>>>
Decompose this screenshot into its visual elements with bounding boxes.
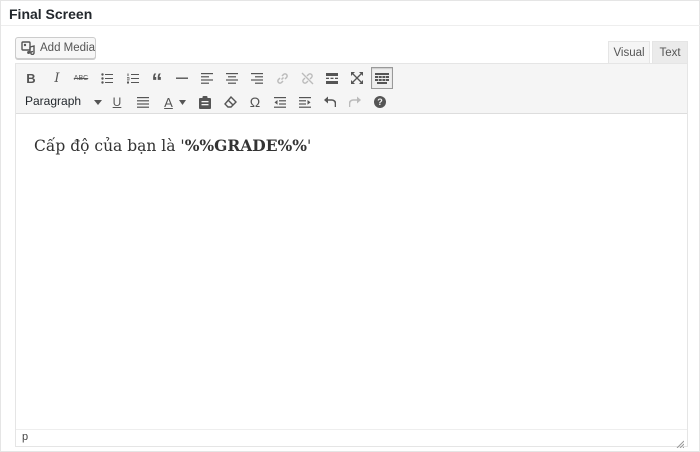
blockquote-button[interactable]: “ bbox=[146, 67, 168, 93]
align-left-button[interactable] bbox=[196, 67, 218, 89]
remove-link-button[interactable] bbox=[296, 67, 318, 89]
remove-link-icon bbox=[301, 72, 314, 85]
fullscreen-icon bbox=[351, 72, 363, 84]
bulleted-list-button[interactable] bbox=[96, 67, 118, 89]
resize-handle-icon[interactable] bbox=[676, 435, 685, 449]
editor-content[interactable]: Cấp độ của bạn là '%%GRADE%%' bbox=[16, 115, 687, 429]
underline-button[interactable]: U bbox=[106, 91, 128, 113]
clear-formatting-button[interactable] bbox=[219, 91, 241, 113]
indent-icon bbox=[299, 96, 311, 108]
horizontal-line-button[interactable] bbox=[171, 67, 193, 89]
align-right-icon bbox=[251, 72, 263, 84]
add-media-label: Add Media bbox=[40, 42, 95, 54]
format-select-value: Paragraph bbox=[25, 94, 82, 108]
italic-button[interactable]: I bbox=[46, 67, 68, 89]
redo-button[interactable] bbox=[344, 91, 366, 113]
clear-formatting-icon bbox=[223, 96, 237, 108]
read-more-icon bbox=[326, 72, 338, 84]
editor-toolbar: B I ABC “ Paragraph U A Ω ? bbox=[16, 64, 687, 114]
underline-icon: U bbox=[112, 95, 122, 109]
help-icon: ? bbox=[374, 96, 386, 108]
justify-icon bbox=[137, 96, 149, 108]
read-more-button[interactable] bbox=[321, 67, 343, 89]
special-character-button[interactable]: Ω bbox=[244, 91, 266, 113]
align-right-button[interactable] bbox=[246, 67, 268, 89]
content-text-suffix: ' bbox=[307, 137, 312, 155]
numbered-list-button[interactable] bbox=[122, 67, 144, 89]
paste-as-text-button[interactable] bbox=[194, 91, 216, 113]
undo-button[interactable] bbox=[319, 91, 341, 113]
strikethrough-icon: ABC bbox=[73, 74, 89, 82]
add-media-button[interactable]: Add Media bbox=[15, 37, 96, 59]
tab-visual[interactable]: Visual bbox=[608, 41, 650, 64]
strikethrough-button[interactable]: ABC bbox=[70, 67, 92, 89]
editor: B I ABC “ Paragraph U A Ω ? Cấp độ của b… bbox=[15, 63, 688, 449]
content-paragraph: Cấp độ của bạn là '%%GRADE%%' bbox=[34, 136, 311, 155]
align-center-icon bbox=[226, 72, 238, 84]
bold-button[interactable]: B bbox=[20, 67, 42, 89]
justify-button[interactable] bbox=[132, 91, 154, 113]
numbered-list-icon bbox=[127, 73, 139, 84]
chevron-down-icon bbox=[94, 94, 102, 108]
fullscreen-button[interactable] bbox=[346, 67, 368, 89]
help-button[interactable]: ? bbox=[369, 91, 391, 113]
editor-statusbar: p bbox=[16, 429, 687, 449]
tab-text[interactable]: Text bbox=[652, 41, 688, 64]
format-select[interactable]: Paragraph bbox=[20, 91, 106, 111]
redo-icon bbox=[349, 96, 361, 108]
undo-icon bbox=[324, 96, 336, 108]
indent-button[interactable] bbox=[294, 91, 316, 113]
outdent-button[interactable] bbox=[269, 91, 291, 113]
blockquote-icon: “ bbox=[151, 69, 163, 94]
editor-panel: Final Screen Add Media Visual Text B I A… bbox=[0, 0, 700, 452]
text-color-chevron-icon bbox=[178, 99, 186, 105]
insert-link-button[interactable] bbox=[271, 67, 293, 89]
toolbar-toggle-icon bbox=[375, 72, 389, 84]
italic-icon: I bbox=[54, 70, 60, 86]
toolbar-toggle-button[interactable] bbox=[371, 67, 393, 89]
add-media-icon bbox=[21, 41, 36, 55]
special-character-icon: Ω bbox=[249, 94, 261, 110]
align-left-icon bbox=[201, 72, 213, 84]
element-path[interactable]: p bbox=[22, 431, 28, 443]
title-divider bbox=[1, 25, 700, 26]
outdent-icon bbox=[274, 96, 286, 108]
content-text-prefix: Cấp độ của bạn là ' bbox=[34, 137, 185, 155]
text-color-icon: A bbox=[164, 94, 173, 110]
horizontal-line-icon bbox=[176, 76, 188, 80]
content-text-bold: %%GRADE%% bbox=[184, 136, 307, 155]
bold-icon: B bbox=[26, 70, 36, 86]
bulleted-list-icon bbox=[101, 72, 113, 84]
align-center-button[interactable] bbox=[221, 67, 243, 89]
panel-title: Final Screen bbox=[9, 6, 93, 22]
paste-as-text-icon bbox=[199, 95, 211, 109]
text-color-button[interactable]: A bbox=[158, 91, 192, 113]
insert-link-icon bbox=[276, 72, 289, 85]
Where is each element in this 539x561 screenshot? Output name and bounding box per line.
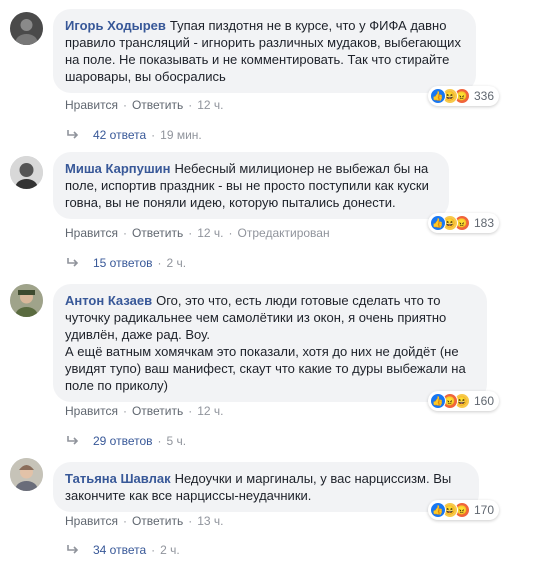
separator-dot: · (122, 514, 127, 528)
reply-arrow-icon (67, 545, 79, 554)
like-link[interactable]: Нравится (65, 226, 118, 240)
reactions-summary[interactable]: 👍 😆 😠 170 (428, 500, 500, 520)
reply-arrow-icon (67, 130, 79, 139)
separator-dot: · (157, 256, 162, 270)
like-link[interactable]: Нравится (65, 98, 118, 112)
replies-count-link[interactable]: 42 ответа (93, 128, 146, 142)
separator-dot: · (228, 226, 233, 240)
comment-bubble: Татьяна Шавлак Недоучки и маргиналы, у ва… (53, 462, 479, 512)
comment-text: Ого, это что, есть люди готовые сделать … (65, 293, 466, 393)
comment-bubble: Миша Карпушин Небесный милиционер не выбе… (53, 152, 449, 219)
view-replies[interactable]: 15 ответов · 2 ч. (67, 256, 186, 270)
reaction-count: 160 (474, 394, 495, 408)
avatar[interactable] (10, 12, 43, 45)
reply-arrow-icon (67, 258, 79, 267)
separator-dot: · (122, 98, 127, 112)
reply-link[interactable]: Ответить (132, 404, 183, 418)
reactions-summary[interactable]: 👍 😆 😠 336 (428, 86, 500, 106)
separator-dot: · (188, 98, 193, 112)
comment-actions: Нравится · Ответить · 13 ч. (65, 514, 224, 528)
separator-dot: · (188, 514, 193, 528)
view-replies[interactable]: 34 ответа · 2 ч. (67, 543, 180, 557)
comment-actions: Нравится · Ответить · 12 ч. · Отредактирова… (65, 226, 330, 240)
avatar[interactable] (10, 458, 43, 491)
separator-dot: · (188, 404, 193, 418)
replies-count-link[interactable]: 15 ответов (93, 256, 153, 270)
avatar[interactable] (10, 284, 43, 317)
comment-time[interactable]: 12 ч. (197, 226, 223, 240)
reactions-summary[interactable]: 👍 😆 😠 183 (428, 213, 500, 233)
view-replies[interactable]: 42 ответа · 19 мин. (67, 128, 202, 142)
reaction-count: 170 (474, 503, 495, 517)
like-link[interactable]: Нравится (65, 404, 118, 418)
like-reaction-icon: 👍 (430, 393, 446, 409)
replies-count-link[interactable]: 34 ответа (93, 543, 146, 557)
reactions-summary[interactable]: 👍 😠 😆 160 (428, 391, 500, 411)
comment-actions: Нравится · Ответить · 12 ч. (65, 404, 224, 418)
reply-link[interactable]: Ответить (132, 98, 183, 112)
reply-link[interactable]: Ответить (132, 514, 183, 528)
separator-dot: · (188, 226, 193, 240)
comment-time[interactable]: 12 ч. (197, 98, 223, 112)
replies-time: 2 ч. (160, 543, 180, 557)
reaction-count: 336 (474, 89, 495, 103)
comment-time[interactable]: 13 ч. (197, 514, 223, 528)
replies-time: 19 мин. (160, 128, 202, 142)
comment-time[interactable]: 12 ч. (197, 404, 223, 418)
comment-author[interactable]: Игорь Ходырев (65, 18, 166, 33)
like-link[interactable]: Нравится (65, 514, 118, 528)
replies-time: 5 ч. (166, 434, 187, 448)
comment-bubble: Игорь Ходырев Тупая пиздотня не в курсе, … (53, 9, 476, 93)
comment-author[interactable]: Антон Казаев (65, 293, 152, 308)
edited-label[interactable]: Отредактирован (238, 226, 330, 240)
comment-author[interactable]: Миша Карпушин (65, 161, 171, 176)
separator-dot: · (151, 543, 156, 557)
avatar[interactable] (10, 156, 43, 189)
replies-count-link[interactable]: 29 ответов (93, 434, 153, 448)
separator-dot: · (122, 404, 127, 418)
like-reaction-icon: 👍 (430, 502, 446, 518)
comment-bubble: Антон Казаев Ого, это что, есть люди гото… (53, 284, 487, 402)
replies-time: 2 ч. (166, 256, 187, 270)
separator-dot: · (157, 434, 162, 448)
view-replies[interactable]: 29 ответов · 5 ч. (67, 434, 186, 448)
like-reaction-icon: 👍 (430, 215, 446, 231)
comment-author[interactable]: Татьяна Шавлак (65, 471, 171, 486)
separator-dot: · (122, 226, 127, 240)
reply-arrow-icon (67, 436, 79, 445)
reply-link[interactable]: Ответить (132, 226, 183, 240)
reaction-count: 183 (474, 216, 495, 230)
separator-dot: · (151, 128, 156, 142)
comment-actions: Нравится · Ответить · 12 ч. (65, 98, 224, 112)
like-reaction-icon: 👍 (430, 88, 446, 104)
<<<
PROBLEM.
Copy the item lines word for word, starting at the line that has "separator-dot: · (122, 514, 127, 528)" and stopping after the line that has "avatar[interactable] (10, 458, 43, 491)".

EXERCISE SOLUTION.
separator-dot: · (122, 514, 127, 528)
reply-arrow-icon (67, 545, 79, 554)
like-link[interactable]: Нравится (65, 226, 118, 240)
reactions-summary[interactable]: 👍 😆 😠 170 (428, 500, 500, 520)
reply-arrow-icon (67, 130, 79, 139)
separator-dot: · (157, 256, 162, 270)
like-link[interactable]: Нравится (65, 98, 118, 112)
replies-count-link[interactable]: 42 ответа (93, 128, 146, 142)
separator-dot: · (228, 226, 233, 240)
comment-bubble: Татьяна Шавлак Недоучки и маргиналы, у ва… (53, 462, 479, 512)
comment-text: Ого, это что, есть люди готовые сделать … (65, 293, 466, 393)
comment-bubble: Миша Карпушин Небесный милиционер не выбе… (53, 152, 449, 219)
view-replies[interactable]: 15 ответов · 2 ч. (67, 256, 186, 270)
reaction-count: 160 (474, 394, 495, 408)
avatar[interactable] (10, 12, 43, 45)
reply-arrow-icon (67, 258, 79, 267)
separator-dot: · (122, 98, 127, 112)
reply-link[interactable]: Ответить (132, 404, 183, 418)
reactions-summary[interactable]: 👍 😆 😠 336 (428, 86, 500, 106)
separator-dot: · (188, 98, 193, 112)
comment-actions: Нравится · Ответить · 13 ч. (65, 514, 224, 528)
separator-dot: · (188, 514, 193, 528)
view-replies[interactable]: 34 ответа · 2 ч. (67, 543, 180, 557)
comment-actions: Нравится · Ответить · 12 ч. · Отредактирова… (65, 226, 330, 240)
avatar[interactable] (10, 458, 43, 491)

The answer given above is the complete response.